STATED GOAL => Copy out all lines where "Merriweather" appears.

RECORD EXTRACTS =>

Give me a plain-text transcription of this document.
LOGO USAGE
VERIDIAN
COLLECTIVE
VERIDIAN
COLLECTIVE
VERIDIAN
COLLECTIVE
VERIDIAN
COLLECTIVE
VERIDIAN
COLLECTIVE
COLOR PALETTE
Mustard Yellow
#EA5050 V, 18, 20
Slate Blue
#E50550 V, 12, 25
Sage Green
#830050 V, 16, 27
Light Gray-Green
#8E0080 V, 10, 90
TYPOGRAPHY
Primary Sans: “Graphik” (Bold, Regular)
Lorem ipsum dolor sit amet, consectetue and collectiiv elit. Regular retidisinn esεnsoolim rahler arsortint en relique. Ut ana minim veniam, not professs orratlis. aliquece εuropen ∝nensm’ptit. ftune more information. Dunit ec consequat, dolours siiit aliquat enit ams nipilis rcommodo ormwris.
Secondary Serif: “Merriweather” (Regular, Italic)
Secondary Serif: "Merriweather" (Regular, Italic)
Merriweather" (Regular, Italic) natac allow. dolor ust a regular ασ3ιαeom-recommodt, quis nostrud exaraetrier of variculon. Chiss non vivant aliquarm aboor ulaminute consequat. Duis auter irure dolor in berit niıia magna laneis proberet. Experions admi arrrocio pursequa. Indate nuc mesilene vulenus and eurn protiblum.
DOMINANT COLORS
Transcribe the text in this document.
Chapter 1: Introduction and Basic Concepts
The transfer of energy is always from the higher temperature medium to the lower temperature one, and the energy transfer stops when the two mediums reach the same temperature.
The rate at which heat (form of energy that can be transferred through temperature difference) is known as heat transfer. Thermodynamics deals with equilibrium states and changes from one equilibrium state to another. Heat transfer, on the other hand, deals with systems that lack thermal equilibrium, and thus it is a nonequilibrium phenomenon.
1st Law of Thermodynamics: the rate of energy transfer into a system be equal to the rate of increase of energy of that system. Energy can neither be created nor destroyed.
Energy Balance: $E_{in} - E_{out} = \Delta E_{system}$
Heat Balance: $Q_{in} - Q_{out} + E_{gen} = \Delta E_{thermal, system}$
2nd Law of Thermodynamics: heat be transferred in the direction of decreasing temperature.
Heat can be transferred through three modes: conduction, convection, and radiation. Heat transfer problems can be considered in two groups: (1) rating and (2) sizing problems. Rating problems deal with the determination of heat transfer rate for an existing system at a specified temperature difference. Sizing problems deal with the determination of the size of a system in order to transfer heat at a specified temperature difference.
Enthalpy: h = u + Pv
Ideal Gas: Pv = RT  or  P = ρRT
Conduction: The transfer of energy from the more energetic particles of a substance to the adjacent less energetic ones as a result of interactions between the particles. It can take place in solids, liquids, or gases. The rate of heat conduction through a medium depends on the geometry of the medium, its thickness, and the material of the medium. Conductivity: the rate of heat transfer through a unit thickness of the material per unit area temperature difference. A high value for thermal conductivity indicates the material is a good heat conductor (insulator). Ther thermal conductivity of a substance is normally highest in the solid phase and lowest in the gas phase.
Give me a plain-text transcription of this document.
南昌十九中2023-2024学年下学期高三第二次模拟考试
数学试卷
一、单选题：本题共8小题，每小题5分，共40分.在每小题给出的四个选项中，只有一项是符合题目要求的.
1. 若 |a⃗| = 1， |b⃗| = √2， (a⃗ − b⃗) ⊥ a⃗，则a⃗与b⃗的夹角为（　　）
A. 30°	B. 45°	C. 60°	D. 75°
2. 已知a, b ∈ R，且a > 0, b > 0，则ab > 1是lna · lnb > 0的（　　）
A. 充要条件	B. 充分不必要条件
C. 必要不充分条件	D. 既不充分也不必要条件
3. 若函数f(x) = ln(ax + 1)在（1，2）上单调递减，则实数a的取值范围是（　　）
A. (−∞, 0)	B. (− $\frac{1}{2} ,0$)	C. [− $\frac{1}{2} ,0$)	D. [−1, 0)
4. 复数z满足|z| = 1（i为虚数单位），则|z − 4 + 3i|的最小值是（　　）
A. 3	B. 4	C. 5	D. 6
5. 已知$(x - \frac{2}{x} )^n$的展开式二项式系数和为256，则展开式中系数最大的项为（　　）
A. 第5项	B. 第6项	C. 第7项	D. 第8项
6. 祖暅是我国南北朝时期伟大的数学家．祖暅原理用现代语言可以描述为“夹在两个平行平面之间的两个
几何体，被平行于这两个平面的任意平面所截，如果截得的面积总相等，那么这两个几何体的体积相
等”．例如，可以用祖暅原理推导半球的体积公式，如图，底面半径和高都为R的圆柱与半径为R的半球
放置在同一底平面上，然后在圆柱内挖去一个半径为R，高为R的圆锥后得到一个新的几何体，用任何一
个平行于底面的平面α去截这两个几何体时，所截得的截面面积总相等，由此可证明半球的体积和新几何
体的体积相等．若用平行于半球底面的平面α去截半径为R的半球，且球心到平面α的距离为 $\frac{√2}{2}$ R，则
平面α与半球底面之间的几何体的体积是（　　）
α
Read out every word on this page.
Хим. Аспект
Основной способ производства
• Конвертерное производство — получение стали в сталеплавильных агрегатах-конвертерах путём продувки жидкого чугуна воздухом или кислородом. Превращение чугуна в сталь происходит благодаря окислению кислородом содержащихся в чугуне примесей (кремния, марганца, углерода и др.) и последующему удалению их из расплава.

PROBLEM SOLUTION =>
Secondary Serif: “Merriweather” (Regular, Italic)
Secondary Serif: "Merriweather" (Regular, Italic)
Merriweather" (Regular, Italic) natac allow. dolor ust a regular ασ3ιαeom-recommodt, quis nostrud exaraetrier of variculon. Chiss non vivant aliquarm aboor ulaminute consequat. Duis auter irure dolor in berit niıia magna laneis proberet. Experions admi arrrocio pursequa. Indate nuc mesilene vulenus and eurn protiblum.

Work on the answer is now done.